To be done:
In the entries that follow, how many lines hold the string "does"? Give only that number.
-- Records to use start --
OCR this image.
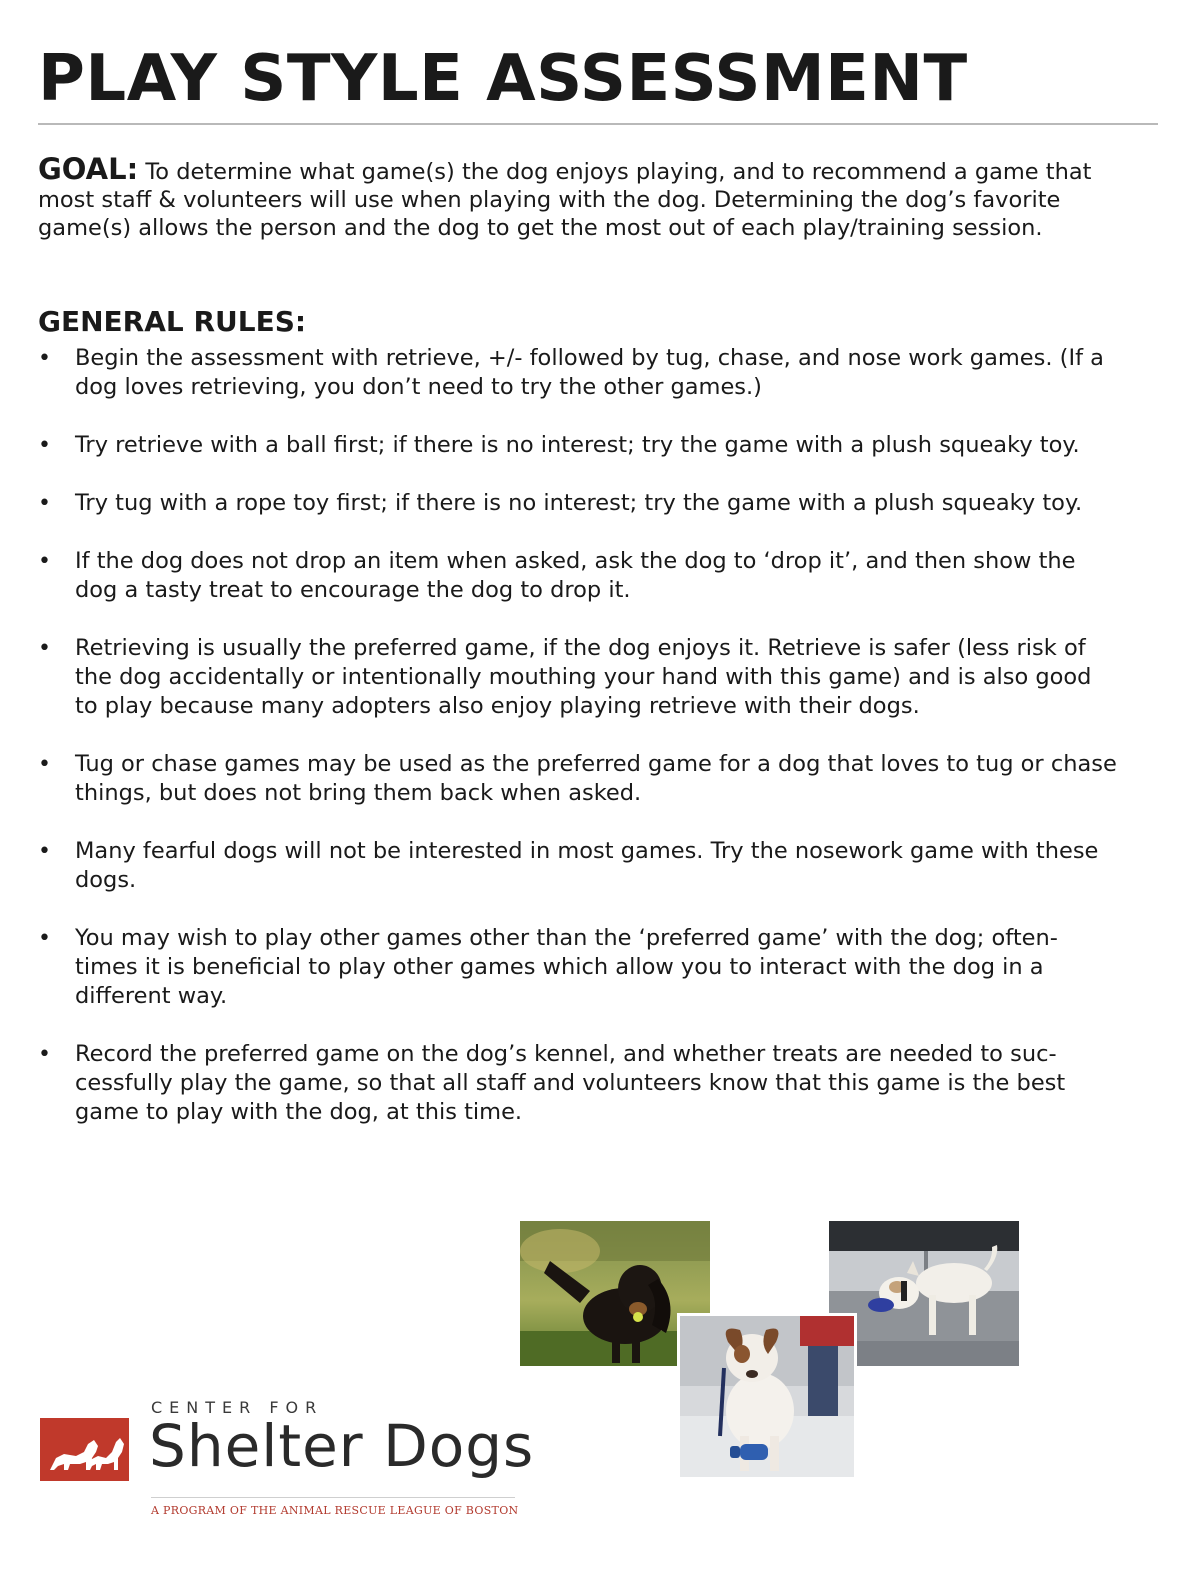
PLAY STYLE ASSESSMENT

GOAL: To determine what game(s) the dog enjoys playing, and to recommend a game that most staff & volunteers will use when playing with the dog. Determining the dog’s favorite game(s) allows the person and the dog to get the most out of each play/training session.

GENERAL RULES:
• Begin the assessment with retrieve, +/- followed by tug, chase, and nose work games. (If a dog loves retrieving, you don’t need to try the other games.)
• Try retrieve with a ball first; if there is no interest; try the game with a plush squeaky toy.
• Try tug with a rope toy first; if there is no interest; try the game with a plush squeaky toy.
• If the dog does not drop an item when asked, ask the dog to ‘drop it’, and then show the dog a tasty treat to encourage the dog to drop it.
• Retrieving is usually the preferred game, if the dog enjoys it. Retrieve is safer (less risk of the dog accidentally or intentionally mouthing your hand with this game) and is also good to play because many adopters also enjoy playing retrieve with their dogs.
• Tug or chase games may be used as the preferred game for a dog that loves to tug or chase things, but does not bring them back when asked.
• Many fearful dogs will not be interested in most games. Try the nosework game with these dogs.
• You may wish to play other games other than the ‘preferred game’ with the dog; often-times it is beneficial to play other games which allow you to interact with the dog in a different way.
• Record the preferred game on the dog’s kennel, and whether treats are needed to suc-cessfully play the game, so that all staff and volunteers know that this game is the best game to play with the dog, at this time.

CENTER FOR

Shelter Dogs

A PROGRAM OF THE ANIMAL RESCUE LEAGUE OF BOSTON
-- Records to use end --
Right answer:
2